Collected data

------------

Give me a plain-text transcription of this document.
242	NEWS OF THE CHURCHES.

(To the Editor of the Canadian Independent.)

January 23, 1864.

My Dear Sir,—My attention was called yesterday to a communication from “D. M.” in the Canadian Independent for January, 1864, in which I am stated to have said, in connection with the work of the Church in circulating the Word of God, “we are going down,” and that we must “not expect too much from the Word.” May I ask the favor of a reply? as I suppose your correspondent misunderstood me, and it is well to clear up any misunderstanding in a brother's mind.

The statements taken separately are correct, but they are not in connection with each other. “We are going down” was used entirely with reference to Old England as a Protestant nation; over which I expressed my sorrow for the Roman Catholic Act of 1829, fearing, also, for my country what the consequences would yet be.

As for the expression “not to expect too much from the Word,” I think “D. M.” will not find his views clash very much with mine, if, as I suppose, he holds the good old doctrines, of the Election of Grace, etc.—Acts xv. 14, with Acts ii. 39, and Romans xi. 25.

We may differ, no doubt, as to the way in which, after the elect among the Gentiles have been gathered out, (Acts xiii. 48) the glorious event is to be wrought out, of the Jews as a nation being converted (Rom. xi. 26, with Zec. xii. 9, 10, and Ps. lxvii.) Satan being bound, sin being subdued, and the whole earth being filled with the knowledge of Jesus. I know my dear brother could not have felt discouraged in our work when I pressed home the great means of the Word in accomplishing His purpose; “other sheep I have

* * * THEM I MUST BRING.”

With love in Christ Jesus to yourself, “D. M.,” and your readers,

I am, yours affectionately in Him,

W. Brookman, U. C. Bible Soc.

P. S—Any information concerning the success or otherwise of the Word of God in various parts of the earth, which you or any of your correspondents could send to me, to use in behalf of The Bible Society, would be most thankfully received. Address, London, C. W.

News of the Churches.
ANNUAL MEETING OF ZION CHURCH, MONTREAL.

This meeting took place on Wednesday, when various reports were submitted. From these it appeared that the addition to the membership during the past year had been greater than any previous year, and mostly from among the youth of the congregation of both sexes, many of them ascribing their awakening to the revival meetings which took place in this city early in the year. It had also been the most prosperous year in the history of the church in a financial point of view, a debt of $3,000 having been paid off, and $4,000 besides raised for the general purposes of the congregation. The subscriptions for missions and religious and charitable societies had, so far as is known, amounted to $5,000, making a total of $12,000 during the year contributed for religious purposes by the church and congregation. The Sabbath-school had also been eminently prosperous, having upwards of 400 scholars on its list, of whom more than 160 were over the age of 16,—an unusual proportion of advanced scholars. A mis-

------------

* EXERCISE AIM
Using the records above, copy each line that contains "would".

* RESULT OF THE TASK
The statements taken separately are correct, but they are not in connection with each other. “We are going down” was used entirely with reference to Old England as a Protestant nation; over which I expressed my sorrow for the Roman Catholic Act of 1829, fearing, also, for my country what the consequences would yet be.
P. S—Any information concerning the success or otherwise of the Word of God in various parts of the earth, which you or any of your correspondents could send to me, to use in behalf of The Bible Society, would be most thankfully received. Address, London, C. W.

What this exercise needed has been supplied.